■ TO BE DONE:
Write out all the lines again, precisely as they stand, but without the images.

______

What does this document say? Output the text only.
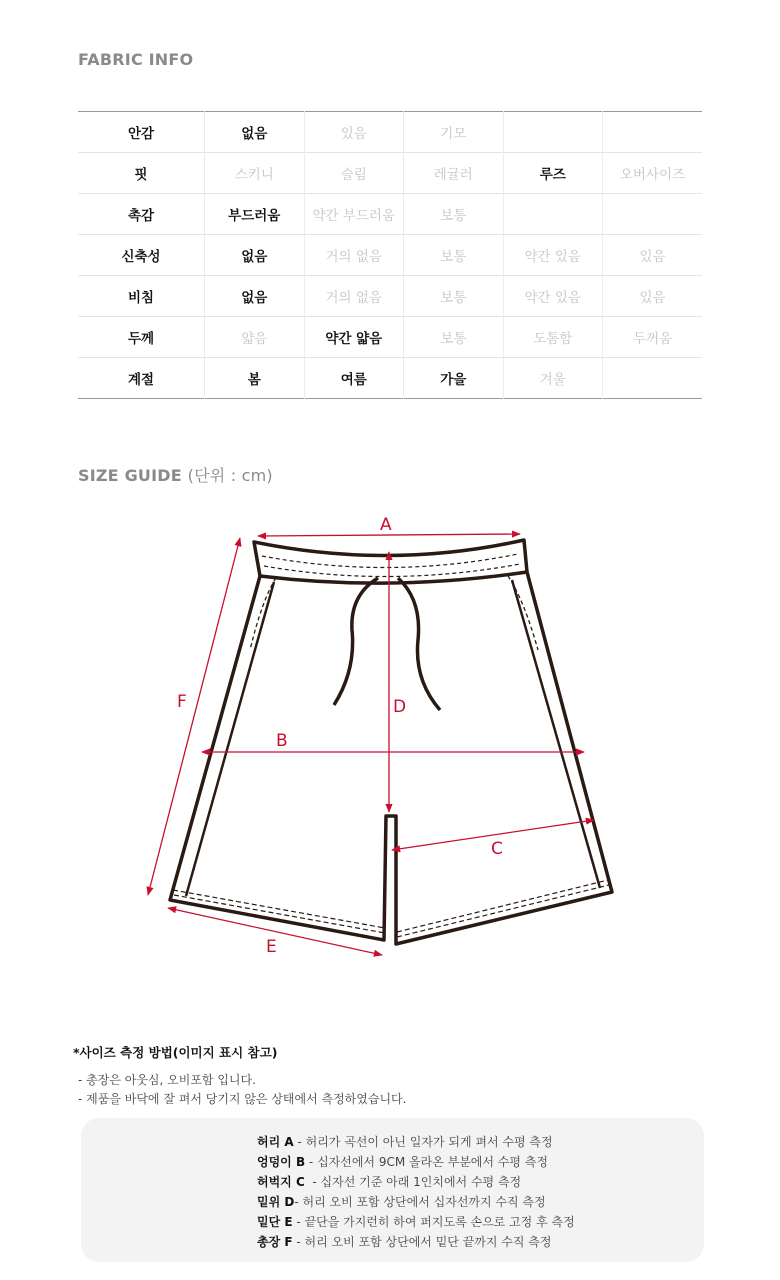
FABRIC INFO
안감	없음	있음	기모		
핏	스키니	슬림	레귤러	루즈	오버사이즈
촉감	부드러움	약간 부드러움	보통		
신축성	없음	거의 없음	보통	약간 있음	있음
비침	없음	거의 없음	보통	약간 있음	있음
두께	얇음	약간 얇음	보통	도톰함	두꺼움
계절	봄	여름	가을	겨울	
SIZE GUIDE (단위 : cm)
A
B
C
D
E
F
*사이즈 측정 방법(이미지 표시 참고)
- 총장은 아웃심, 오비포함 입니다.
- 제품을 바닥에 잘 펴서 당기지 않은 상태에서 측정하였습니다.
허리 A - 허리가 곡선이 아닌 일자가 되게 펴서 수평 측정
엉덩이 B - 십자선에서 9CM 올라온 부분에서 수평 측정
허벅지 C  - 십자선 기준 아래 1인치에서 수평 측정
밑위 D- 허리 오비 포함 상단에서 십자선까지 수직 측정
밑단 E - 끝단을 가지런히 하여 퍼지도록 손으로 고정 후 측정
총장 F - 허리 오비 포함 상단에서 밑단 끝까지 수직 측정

______

■ SOLUTION:
What does this document say? Output the text only.
FABRIC INFO
안감	없음	있음	기모		
핏	스키니	슬림	레귤러	루즈	오버사이즈
촉감	부드러움	약간 부드러움	보통		
신축성	없음	거의 없음	보통	약간 있음	있음
비침	없음	거의 없음	보통	약간 있음	있음
두께	얇음	약간 얇음	보통	도톰함	두꺼움
계절	봄	여름	가을	겨울	
SIZE GUIDE (단위 : cm)
A
B
C
D
E
F
*사이즈 측정 방법(이미지 표시 참고)
- 총장은 아웃심, 오비포함 입니다.
- 제품을 바닥에 잘 펴서 당기지 않은 상태에서 측정하였습니다.
허리 A - 허리가 곡선이 아닌 일자가 되게 펴서 수평 측정
엉덩이 B - 십자선에서 9CM 올라온 부분에서 수평 측정
허벅지 C  - 십자선 기준 아래 1인치에서 수평 측정
밑위 D- 허리 오비 포함 상단에서 십자선까지 수직 측정
밑단 E - 끝단을 가지런히 하여 퍼지도록 손으로 고정 후 측정
총장 F - 허리 오비 포함 상단에서 밑단 끝까지 수직 측정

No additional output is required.